***** Dataset entries *****
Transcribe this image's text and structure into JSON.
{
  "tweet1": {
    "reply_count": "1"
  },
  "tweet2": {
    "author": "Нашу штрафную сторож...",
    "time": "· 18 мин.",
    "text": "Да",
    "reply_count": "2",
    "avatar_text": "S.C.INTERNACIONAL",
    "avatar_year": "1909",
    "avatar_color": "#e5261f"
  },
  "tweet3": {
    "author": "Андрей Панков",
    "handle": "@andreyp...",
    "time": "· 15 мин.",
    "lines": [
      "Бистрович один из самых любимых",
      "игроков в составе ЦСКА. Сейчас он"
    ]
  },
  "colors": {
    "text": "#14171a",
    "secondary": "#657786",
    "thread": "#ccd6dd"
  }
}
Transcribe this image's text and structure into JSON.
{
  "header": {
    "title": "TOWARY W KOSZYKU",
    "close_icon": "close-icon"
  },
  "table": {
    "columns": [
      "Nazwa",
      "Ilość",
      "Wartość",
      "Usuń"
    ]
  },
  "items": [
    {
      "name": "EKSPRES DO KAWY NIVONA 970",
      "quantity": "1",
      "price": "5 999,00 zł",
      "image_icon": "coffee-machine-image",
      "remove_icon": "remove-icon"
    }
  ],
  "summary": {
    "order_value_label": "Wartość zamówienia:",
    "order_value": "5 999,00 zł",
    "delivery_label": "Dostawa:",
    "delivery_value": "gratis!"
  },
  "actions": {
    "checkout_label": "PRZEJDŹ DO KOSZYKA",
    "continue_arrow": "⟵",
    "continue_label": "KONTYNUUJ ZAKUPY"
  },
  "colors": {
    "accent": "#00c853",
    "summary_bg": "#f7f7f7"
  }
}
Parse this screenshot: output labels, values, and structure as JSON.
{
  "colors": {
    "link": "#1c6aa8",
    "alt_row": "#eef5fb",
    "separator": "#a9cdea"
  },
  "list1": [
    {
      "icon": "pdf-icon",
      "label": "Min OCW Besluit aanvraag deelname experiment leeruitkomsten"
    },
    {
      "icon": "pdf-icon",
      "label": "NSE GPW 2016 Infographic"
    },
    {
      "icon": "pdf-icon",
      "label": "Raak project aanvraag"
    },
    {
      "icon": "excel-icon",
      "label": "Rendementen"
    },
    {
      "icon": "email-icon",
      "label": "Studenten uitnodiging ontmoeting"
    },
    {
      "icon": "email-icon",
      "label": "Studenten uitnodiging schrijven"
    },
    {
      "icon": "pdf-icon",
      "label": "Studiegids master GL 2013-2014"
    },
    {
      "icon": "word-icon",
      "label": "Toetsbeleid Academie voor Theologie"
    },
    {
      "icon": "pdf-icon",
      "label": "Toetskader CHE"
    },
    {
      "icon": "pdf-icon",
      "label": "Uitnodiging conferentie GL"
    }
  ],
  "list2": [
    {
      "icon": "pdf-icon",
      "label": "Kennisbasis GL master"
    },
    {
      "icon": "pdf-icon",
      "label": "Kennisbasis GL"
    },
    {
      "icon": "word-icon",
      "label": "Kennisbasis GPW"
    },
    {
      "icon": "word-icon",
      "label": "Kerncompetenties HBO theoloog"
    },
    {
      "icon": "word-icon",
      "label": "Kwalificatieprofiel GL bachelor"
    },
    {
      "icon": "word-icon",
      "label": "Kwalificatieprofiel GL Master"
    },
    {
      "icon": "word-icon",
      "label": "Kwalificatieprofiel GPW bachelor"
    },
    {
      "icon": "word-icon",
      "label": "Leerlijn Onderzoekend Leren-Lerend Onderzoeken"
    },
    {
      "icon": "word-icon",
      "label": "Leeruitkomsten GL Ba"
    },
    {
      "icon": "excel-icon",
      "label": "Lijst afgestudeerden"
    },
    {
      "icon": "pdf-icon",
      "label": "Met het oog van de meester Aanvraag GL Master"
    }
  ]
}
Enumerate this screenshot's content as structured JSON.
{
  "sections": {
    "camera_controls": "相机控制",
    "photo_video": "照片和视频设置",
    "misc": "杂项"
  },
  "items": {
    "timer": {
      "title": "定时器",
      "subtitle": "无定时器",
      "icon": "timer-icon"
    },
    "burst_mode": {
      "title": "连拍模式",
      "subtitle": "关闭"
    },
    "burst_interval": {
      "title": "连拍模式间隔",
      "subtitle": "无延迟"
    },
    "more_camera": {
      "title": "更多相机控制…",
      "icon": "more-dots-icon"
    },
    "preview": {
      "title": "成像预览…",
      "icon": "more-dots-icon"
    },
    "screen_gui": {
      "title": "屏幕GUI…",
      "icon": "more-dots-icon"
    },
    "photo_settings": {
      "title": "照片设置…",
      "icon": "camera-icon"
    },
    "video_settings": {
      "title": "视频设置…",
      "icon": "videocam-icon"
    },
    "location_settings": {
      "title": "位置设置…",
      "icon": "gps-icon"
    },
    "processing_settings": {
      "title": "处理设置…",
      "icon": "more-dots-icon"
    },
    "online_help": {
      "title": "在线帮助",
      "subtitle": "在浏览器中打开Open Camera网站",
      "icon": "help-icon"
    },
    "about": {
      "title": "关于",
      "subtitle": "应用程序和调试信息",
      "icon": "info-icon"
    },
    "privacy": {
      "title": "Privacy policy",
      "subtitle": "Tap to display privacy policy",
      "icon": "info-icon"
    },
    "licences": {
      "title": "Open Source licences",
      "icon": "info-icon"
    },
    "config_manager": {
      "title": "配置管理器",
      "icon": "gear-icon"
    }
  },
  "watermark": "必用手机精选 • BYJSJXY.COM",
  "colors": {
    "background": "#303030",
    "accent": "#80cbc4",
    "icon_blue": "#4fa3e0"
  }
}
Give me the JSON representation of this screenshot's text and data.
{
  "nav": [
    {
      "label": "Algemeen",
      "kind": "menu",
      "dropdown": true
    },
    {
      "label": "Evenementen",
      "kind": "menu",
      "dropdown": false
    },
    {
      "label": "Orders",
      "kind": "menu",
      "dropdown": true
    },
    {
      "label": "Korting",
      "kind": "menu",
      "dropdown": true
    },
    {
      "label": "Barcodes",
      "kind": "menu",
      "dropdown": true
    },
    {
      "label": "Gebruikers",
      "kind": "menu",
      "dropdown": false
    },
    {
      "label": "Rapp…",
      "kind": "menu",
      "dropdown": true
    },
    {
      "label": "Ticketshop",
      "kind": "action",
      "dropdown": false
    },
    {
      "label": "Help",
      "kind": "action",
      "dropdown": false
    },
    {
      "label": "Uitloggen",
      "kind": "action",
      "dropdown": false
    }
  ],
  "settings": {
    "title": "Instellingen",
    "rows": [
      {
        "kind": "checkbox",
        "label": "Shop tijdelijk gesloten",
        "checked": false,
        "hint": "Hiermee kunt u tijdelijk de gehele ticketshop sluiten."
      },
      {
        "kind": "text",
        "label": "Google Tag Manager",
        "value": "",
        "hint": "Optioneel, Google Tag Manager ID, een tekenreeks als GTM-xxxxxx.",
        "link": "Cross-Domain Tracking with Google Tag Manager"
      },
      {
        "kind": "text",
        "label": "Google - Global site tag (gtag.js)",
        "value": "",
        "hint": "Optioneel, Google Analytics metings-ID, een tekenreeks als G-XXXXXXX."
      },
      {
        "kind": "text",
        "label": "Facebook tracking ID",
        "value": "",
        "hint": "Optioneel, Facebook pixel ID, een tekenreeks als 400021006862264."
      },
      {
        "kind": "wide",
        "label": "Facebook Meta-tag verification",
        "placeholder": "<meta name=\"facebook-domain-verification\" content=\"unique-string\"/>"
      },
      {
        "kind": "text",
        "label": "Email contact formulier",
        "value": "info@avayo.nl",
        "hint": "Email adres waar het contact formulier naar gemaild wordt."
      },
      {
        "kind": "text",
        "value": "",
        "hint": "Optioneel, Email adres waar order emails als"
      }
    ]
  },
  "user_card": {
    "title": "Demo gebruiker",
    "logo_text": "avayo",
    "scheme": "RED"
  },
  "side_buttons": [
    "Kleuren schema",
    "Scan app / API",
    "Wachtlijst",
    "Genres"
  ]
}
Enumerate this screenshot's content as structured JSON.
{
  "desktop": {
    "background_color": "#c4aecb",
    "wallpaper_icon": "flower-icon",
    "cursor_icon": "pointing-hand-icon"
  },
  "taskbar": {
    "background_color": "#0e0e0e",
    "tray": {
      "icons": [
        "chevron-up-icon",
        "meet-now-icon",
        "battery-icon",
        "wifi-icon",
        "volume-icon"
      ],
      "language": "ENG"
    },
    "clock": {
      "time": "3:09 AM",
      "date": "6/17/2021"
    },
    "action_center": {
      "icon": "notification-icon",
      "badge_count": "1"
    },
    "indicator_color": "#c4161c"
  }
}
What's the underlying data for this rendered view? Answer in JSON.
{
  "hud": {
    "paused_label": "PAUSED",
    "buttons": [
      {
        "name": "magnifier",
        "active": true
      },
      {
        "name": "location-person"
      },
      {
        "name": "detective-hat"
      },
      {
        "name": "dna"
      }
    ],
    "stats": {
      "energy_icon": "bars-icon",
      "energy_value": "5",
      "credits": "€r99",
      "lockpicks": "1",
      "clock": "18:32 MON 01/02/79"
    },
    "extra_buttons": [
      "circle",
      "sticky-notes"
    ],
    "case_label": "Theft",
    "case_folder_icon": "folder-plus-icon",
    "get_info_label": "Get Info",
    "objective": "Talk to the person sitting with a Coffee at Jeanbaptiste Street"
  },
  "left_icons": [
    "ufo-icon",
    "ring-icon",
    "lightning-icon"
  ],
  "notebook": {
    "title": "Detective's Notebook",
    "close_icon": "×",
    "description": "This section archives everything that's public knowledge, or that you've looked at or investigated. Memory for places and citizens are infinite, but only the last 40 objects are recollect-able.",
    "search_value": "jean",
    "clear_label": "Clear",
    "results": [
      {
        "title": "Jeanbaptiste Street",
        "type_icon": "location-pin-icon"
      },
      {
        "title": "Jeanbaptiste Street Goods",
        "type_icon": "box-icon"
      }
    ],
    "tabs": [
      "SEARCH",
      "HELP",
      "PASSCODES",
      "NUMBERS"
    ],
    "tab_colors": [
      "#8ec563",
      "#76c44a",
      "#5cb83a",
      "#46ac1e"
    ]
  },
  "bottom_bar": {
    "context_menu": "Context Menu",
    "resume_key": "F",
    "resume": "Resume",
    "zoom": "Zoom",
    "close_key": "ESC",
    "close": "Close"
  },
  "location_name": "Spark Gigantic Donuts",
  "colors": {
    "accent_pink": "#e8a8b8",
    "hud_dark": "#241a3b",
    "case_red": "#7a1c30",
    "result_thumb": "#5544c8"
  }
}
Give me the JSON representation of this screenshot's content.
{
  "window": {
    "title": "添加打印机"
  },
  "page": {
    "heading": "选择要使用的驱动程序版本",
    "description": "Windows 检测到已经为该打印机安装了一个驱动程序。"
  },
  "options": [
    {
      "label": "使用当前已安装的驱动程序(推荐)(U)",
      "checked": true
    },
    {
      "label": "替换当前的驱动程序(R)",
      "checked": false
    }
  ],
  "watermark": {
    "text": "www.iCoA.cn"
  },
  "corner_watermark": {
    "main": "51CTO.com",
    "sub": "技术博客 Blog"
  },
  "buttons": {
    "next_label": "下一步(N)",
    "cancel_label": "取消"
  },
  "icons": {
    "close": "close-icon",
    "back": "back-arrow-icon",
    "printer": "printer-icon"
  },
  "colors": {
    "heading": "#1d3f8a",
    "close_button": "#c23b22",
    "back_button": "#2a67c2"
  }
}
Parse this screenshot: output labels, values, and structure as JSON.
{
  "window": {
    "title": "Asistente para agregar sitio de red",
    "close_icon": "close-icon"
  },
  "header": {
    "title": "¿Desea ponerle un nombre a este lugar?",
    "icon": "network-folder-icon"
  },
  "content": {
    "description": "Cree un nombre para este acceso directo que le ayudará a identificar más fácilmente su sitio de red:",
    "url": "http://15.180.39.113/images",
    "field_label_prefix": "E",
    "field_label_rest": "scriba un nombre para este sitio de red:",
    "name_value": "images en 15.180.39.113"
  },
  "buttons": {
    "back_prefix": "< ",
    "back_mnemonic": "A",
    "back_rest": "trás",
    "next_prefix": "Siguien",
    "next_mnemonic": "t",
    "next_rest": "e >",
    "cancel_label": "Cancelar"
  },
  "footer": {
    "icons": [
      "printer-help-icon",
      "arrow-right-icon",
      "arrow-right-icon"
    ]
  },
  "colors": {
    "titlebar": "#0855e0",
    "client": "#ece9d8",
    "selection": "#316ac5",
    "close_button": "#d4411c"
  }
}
*****
◆ Set exercise
Using the records above, select and copy every line that has the word "formulier".

◆ Answer
        "label": "Email contact formulier",
        "hint": "Email adres waar het contact formulier naar gemaild wordt."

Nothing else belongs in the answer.